- **Document section**:
== Segment start ==

Subject matter aside, it should be pointed out that this method of an artist’s workshop producing work in the name of an artist, rather than the artist producing it all himself, is more traditional than might first appear.  Today we think of the artist as toiling away in solitude, covered in sweat, paint, or flakes of marble, in some attic studio, but this is a comparatively recent phenomenon.    As I wrote about recently in regard to the contemporary copy of Leonardo’s “Mona Lisa” from The Prado, which was recently restored to glorious effect,  many artists like Leonardo, Rubens, and Murillo had young artists-in-training who apprenticed with them, in order to learn the trade themselves.

This method of art production, controversial as it may be to some, turns out to be a clue to what we might call a kind of krypto-conservatism on behalf of both these very unconventional men.  There is no question that Koons and Warhol challenge notions of the nature of art, such as what is and is not acceptable, both in their subject matter and in their way of producing art.  However it is rather interesting that in order to do so they returned to a pre-modern philosophy, more common to the 16th century than the 20th, in order to achieve it.

== Segment end ==

- **Work to complete**:
• A. Copy the stretch of the art workshop passage from "Subject matter aside, it" through "the trade themselves.".
• B. In the art workshop passage, which three artists are named as having young apprentices?
• C. Pick up the art workshop passage after its last sentence and write what comes next.
The records are a separate set of material and have nothing to do with the art workshop passage.

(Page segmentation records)
== Segment start ==

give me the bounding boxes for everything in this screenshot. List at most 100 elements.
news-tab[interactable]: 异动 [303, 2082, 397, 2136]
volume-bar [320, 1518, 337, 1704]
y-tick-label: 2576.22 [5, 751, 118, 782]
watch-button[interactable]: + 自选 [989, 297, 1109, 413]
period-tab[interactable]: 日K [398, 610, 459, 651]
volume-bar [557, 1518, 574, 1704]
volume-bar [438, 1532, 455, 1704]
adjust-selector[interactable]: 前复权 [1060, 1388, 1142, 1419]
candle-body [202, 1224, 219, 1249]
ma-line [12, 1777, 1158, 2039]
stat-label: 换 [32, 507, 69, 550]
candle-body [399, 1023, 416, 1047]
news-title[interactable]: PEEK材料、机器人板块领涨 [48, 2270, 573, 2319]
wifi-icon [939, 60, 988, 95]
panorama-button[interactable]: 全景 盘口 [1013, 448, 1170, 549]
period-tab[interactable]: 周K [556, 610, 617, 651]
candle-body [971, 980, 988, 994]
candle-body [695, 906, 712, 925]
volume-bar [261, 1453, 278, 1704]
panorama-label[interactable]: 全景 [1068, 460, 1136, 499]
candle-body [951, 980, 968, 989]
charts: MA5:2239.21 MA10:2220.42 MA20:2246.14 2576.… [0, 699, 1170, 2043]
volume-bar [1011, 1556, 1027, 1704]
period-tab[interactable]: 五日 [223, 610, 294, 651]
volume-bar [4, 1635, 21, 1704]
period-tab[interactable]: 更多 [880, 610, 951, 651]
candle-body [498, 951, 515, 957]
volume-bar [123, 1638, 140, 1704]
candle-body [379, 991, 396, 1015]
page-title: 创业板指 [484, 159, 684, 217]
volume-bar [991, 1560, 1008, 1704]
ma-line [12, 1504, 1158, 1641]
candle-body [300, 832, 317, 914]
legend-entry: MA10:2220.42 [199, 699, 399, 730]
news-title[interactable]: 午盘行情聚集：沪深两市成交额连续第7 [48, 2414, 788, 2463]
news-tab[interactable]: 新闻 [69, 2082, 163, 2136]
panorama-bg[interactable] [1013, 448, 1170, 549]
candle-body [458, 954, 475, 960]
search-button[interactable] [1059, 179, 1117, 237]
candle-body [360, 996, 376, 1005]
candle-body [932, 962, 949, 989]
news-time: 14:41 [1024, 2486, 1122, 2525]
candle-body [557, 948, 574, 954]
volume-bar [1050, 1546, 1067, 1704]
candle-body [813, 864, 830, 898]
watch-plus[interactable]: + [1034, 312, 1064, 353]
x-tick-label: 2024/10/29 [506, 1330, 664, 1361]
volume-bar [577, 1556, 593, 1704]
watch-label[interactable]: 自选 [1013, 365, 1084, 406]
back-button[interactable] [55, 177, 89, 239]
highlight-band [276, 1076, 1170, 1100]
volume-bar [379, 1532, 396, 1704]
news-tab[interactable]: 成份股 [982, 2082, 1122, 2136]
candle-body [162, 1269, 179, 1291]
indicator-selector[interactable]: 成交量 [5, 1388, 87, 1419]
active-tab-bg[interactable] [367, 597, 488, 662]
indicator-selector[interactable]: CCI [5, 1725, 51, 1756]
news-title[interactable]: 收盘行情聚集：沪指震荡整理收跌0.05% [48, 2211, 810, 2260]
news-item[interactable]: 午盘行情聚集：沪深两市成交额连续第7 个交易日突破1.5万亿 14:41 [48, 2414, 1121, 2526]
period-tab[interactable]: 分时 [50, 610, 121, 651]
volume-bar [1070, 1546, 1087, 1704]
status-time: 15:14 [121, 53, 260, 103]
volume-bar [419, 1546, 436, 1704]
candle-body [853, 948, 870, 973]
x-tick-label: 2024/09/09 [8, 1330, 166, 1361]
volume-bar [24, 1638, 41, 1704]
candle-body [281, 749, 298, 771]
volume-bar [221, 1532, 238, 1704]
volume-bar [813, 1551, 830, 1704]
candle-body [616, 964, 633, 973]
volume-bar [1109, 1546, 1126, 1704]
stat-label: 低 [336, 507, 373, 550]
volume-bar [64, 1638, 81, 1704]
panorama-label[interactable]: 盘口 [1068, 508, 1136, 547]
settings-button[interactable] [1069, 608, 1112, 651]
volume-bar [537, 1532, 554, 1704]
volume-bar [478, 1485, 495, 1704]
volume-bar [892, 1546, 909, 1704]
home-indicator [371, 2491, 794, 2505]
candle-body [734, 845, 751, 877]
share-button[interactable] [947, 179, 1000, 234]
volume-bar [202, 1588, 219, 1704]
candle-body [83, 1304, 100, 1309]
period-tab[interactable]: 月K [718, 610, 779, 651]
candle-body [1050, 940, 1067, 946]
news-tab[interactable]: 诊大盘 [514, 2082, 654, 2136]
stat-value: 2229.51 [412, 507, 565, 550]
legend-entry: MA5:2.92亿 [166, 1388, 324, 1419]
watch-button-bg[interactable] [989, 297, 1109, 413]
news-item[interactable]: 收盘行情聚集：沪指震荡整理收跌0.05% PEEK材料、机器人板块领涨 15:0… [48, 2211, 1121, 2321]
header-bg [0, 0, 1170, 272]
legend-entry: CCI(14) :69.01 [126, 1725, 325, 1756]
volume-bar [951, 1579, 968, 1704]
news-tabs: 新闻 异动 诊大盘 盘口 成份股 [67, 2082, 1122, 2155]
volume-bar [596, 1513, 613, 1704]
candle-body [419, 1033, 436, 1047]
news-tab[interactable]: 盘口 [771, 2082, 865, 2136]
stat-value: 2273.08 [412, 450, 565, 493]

== Segment end ==

- **Set of answers**:
• A.
Subject matter aside, it should be pointed out that this method of an artist’s workshop producing work in the name of an artist, rather than the artist producing it all himself, is more traditional than might first appear.  Today we think of the artist as toiling away in solitude, covered in sweat, paint, or flakes of marble, in some attic studio, but this is a comparatively recent phenomenon.    As I wrote about recently in regard to the contemporary copy of Leonardo’s “Mona Lisa” from The Prado, which was recently restored to glorious effect,  many artists like Leonardo, Rubens, and Murillo had young artists-in-training who apprenticed with them, in order to learn the trade themselves.

• B. Leonardo, Rubens, and Murillo.

• C.
And what is even more interesting is the fact that despite all of their hipster swagger, preaching a new world of self-indulgence to a godless congregation, both Koons and Warhol are rather different when they are off-stage.  In their respective home lives, in the nests they create for themselves away from the paparazzi and the glitterati, they turn out to be not only somewhat conservative, but downright traditional.  The reader will be rather surprised to learn that these two artists, known for their bad taste in the art they themselves produced, in fact display rather refined tastes in their own homes.

Koons lives on the Upper East Side of Manhattan – not exactly a bohemian, starving artists community – in a home designed by architect Peter Pennoyer, chairman of the Institute of Classical Architecture.  His traditional home is filled not with his own art, but with the work of well-established, great Western artists of the past six centuries, that read like a solidly thought-out collection from some conservative banking or industrialist family: Eduard Manet, Gustave Courbet, Nicholas Poussin, Quentin Massys, Jean-Honoré Fragonard, and others. There is no bare-bones, cold glass and concrete living, here.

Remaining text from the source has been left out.